**Fragmento del documento:**
== == ==
A los relatos ya publicados en “Un
kilo de oro”, “Los oficios terrestres”, “Variaciones en rojo”, “Cuento para
tahúres y otros relatos policiales” y “Zugzwang/Un oscuro día de justicia”, se
suman muchos textos que aparecieron en revistas pero nunca en libros, dos que
se incluyeron en antologías de varios autores y uno totalmente inédito. Se
incluyen reveladoras conversaciones de Walsh con Piglia y Rosalba Campra.
Revista Ñ, 12/04/2013
La sangre derramada
La reedición de los
"Cuentos completos" de Rodolfo Walsh, preparada y prologada por
Ricardo Piglia para Ediciones de la Flor con textos recuperados, lo confirma en
el pináculo de los grandes cuentistas de la literatura.
Por Juan Jose Delaney
Más allá de la potente investigación política conocida como
Operación
masacre (1957) y de los textos que la sucedieron en la misma dirección
titulados
¿Quién mato a Rosendo? (1969) y
El caso
Satanovsky (1973), de sus dos piezas dramáticas y de los numerosos
ensayos breves de variada índole, es en el terreno de la narrativa breve donde
encuentra plenitud artística el proyecto literario trunco de Rodolfo J. Walsh.
Por tal razón resulta especialmente importante esta edición de sus
Cuentos
completos preparada y prologada por Ricardo Piglia para Ediciones de
la Flor, editorial que durante años mantuvo en catálogo los volúmenes
individuales de los relatos del malogrado autor, y que para esta edición suma
textos desconocidos, aparentemente perdidos hasta ahora o que no habían sido
reunidos en formato libro.
== == ==
**Tarea a realizar:**
Conteste estas preguntas sobre la reseña de los cuentos de Walsh:
1. ¿Con quiénes mantuvo Walsh las conversaciones que se incluyen en la edición?
2. ¿En qué año apareció "El caso Satanovsky"?
3. ¿Qué editorial publica esta edición de los "Cuentos completos"?

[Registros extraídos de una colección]
== == ==
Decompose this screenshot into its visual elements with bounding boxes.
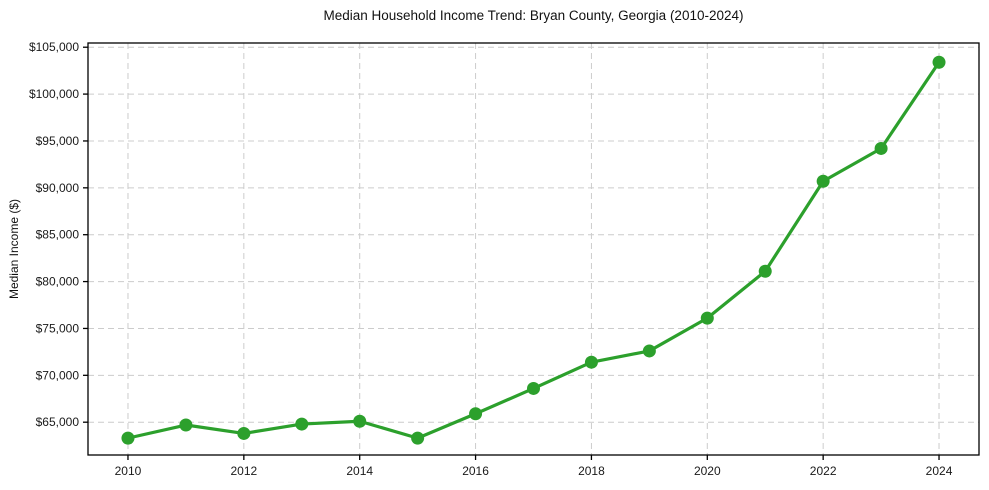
x-tick-label: 2022 xyxy=(810,464,837,478)
y-tick-label: $75,000 xyxy=(36,321,80,335)
y-tick-label: $85,000 xyxy=(36,228,80,242)
data-point-2015 xyxy=(411,431,425,445)
data-point-2013 xyxy=(295,417,309,431)
x-tick-label: 2014 xyxy=(346,464,373,478)
data-point-2019 xyxy=(642,344,656,358)
y-tick-label: $80,000 xyxy=(36,275,80,289)
data-point-2014 xyxy=(353,414,367,428)
data-point-2018 xyxy=(584,355,598,369)
y-tick-label: $105,000 xyxy=(29,40,79,54)
data-point-2012 xyxy=(237,426,251,440)
x-tick-label: 2010 xyxy=(115,464,142,478)
y-tick-label: $100,000 xyxy=(29,87,79,101)
income-trend-line xyxy=(126,60,941,440)
x-tick-label: 2024 xyxy=(926,464,953,478)
y-tick-label: $65,000 xyxy=(36,415,80,429)
x-tick-label: 2020 xyxy=(694,464,721,478)
data-point-2023 xyxy=(874,141,888,155)
data-point-2021 xyxy=(758,264,772,278)
data-point-2020 xyxy=(700,311,714,325)
data-point-2022 xyxy=(816,174,830,188)
x-tick-label: 2018 xyxy=(578,464,605,478)
y-tick-label: $95,000 xyxy=(36,134,80,148)
y-tick-label: $90,000 xyxy=(36,181,80,195)
data-point-2011 xyxy=(179,418,193,432)
data-point-2024 xyxy=(932,55,946,69)
plot-border xyxy=(87,42,980,456)
data-point-2010 xyxy=(121,431,135,445)
data-point-2017 xyxy=(527,381,540,395)
x-tick-label: 2016 xyxy=(462,464,489,478)
data-point-2016 xyxy=(469,407,483,421)
y-tick-label: $70,000 xyxy=(36,368,80,382)
x-tick-label: 2012 xyxy=(230,464,257,478)
chart-title: Median Household Income Trend: Bryan Cou… xyxy=(323,8,744,23)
== == ==
**Solución redactada:**
1. Walsh mantuvo esas conversaciones con Piglia y con Rosalba Campra.
2. "El caso Satanovsky" apareció en 1973.
3. La edición la publica Ediciones de la Flor.